* Set exercise A: Do the following statements agree with the passage on Suketu Mehta's favela essay? Answer yes or no for each and quote the deciding words. (i) Mehta's essay appeared in the August 15th issue of The New York Review of Books. (ii) The final of the 2014 FIFA World Cup is to be played in São Paulo. (iii) The 2014 FIFA World Cup preparations took place in 12 Brazilian cities.

=== Extracted text ===

When Suketu Mehta, essayist and author of the acclaimed book Maximum City: Bombay Lost and Found wrote a piece about Brazilian favelas, he joined the ranks of journalists and intellectuals flocking to Rio de Janeiro as the international spotlight grows ever brighter. Too bad he got so much wrong.
In the August 15th issue of The New York Review of Books, Suketu Mehta writes an essay titled, “In the Violent Favelas of Brazil” describing current policies meant to “pacify” the Rio de Janeiro’s favelas in the context of endemic violence made possible by structural poverty, culturally entrenched racism, and government indifference. Brazil has long been in the international spotlight—perhaps beginning with Lula’s ‘populist’ assent to the presidency and continuing through a decade of impressive economic growth figures, the emergence of “BRICS” within the field of popular economics, and the growing political and economic clout of these nouveau riche nations while Europe and the United States suffered economic and political crises. With preparations for the 2014 FIFA World Cup in 12 Brazilian cities (including Rio de Janeiro where the final will be played in the iconic Maracanã stadium) and the 2016 Summer Olympics in Rio de Janeiro, the media began to play close attention the governments’ strategies to prepare for the mega-events.

=== Data provided ===

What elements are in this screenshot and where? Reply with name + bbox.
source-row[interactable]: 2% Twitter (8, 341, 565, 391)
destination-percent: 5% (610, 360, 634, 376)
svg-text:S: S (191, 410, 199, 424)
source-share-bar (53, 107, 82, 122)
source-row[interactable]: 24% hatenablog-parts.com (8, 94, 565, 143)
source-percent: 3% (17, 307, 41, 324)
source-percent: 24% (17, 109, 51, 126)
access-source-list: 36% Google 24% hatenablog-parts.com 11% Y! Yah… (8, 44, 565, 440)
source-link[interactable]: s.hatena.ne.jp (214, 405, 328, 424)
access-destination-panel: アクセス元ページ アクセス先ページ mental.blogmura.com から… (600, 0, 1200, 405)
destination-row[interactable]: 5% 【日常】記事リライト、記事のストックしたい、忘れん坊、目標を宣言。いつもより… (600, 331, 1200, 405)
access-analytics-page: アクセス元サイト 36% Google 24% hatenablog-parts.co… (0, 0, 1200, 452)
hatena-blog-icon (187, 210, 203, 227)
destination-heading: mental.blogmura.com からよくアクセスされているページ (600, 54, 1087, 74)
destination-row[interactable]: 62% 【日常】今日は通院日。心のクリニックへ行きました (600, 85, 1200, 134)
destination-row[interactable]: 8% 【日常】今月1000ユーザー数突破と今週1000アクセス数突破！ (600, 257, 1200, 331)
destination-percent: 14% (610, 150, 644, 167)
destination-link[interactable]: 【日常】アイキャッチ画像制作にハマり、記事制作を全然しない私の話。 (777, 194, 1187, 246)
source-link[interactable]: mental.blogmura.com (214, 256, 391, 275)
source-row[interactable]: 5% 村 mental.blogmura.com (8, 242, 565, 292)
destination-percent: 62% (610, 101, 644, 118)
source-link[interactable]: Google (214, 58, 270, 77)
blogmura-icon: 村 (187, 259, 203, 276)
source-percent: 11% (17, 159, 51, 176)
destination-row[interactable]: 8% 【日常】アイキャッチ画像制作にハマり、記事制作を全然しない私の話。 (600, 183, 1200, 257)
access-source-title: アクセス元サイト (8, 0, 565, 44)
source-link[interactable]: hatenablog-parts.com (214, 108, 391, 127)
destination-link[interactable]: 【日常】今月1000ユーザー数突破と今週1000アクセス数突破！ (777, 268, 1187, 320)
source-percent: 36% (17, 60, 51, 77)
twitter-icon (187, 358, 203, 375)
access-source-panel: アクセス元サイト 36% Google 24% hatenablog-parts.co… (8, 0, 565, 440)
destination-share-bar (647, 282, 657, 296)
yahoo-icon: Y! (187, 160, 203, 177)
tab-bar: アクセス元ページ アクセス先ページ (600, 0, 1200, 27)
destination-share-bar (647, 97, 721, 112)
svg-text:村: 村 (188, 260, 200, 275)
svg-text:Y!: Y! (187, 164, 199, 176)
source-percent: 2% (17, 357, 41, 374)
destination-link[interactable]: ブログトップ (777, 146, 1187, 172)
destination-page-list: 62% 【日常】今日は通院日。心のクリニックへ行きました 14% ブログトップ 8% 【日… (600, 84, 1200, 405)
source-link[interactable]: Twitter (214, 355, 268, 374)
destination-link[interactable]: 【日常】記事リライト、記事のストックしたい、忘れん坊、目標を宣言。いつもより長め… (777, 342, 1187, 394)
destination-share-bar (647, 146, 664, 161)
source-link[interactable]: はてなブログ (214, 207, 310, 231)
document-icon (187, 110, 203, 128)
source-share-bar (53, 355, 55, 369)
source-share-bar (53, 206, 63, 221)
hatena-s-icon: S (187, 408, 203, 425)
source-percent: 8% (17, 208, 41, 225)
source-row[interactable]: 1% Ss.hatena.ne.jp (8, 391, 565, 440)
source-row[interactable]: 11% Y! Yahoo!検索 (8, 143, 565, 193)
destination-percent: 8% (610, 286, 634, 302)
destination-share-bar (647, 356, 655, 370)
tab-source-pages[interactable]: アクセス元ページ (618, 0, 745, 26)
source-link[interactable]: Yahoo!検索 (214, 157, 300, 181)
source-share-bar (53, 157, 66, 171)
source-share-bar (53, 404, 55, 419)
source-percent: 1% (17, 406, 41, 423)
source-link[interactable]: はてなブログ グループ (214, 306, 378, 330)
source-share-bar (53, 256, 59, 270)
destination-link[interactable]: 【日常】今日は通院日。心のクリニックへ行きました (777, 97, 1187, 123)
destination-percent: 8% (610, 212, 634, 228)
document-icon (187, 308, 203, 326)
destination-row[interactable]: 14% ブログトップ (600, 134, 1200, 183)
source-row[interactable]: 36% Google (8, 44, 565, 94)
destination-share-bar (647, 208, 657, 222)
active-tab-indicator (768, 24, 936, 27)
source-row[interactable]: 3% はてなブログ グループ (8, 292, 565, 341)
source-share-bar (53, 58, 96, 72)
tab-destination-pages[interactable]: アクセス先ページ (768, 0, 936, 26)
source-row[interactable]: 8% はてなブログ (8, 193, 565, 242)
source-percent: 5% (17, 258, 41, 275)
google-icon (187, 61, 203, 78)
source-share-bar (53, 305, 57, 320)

===

* Set exercise B: Can you render the records as a numbered list, from their first line through the line with "source-percent: 24% (17, 109, 51, 126)", leaving out blank lines?

* Correct response A:
(i) Yes: "In the August 15th issue of The New York Review of Books, Suketu Mehta writes an essay"
(ii) No: "including Rio de Janeiro where the final will be played in the iconic Maracanã stadium"
(iii) Yes: "the 2014 FIFA World Cup in 12 Brazilian cities"

* Correct response B:
1. What elements are in this screenshot and where? Reply with name + bbox.
2. source-row[interactable]: 2% Twitter (8, 341, 565, 391)
3. destination-percent: 5% (610, 360, 634, 376)
4. svg-text:S: S (191, 410, 199, 424)
5. source-share-bar (53, 107, 82, 122)
6. source-row[interactable]: 24% hatenablog-parts.com (8, 94, 565, 143)
7. source-percent: 3% (17, 307, 41, 324)
8. source-percent: 24% (17, 109, 51, 126)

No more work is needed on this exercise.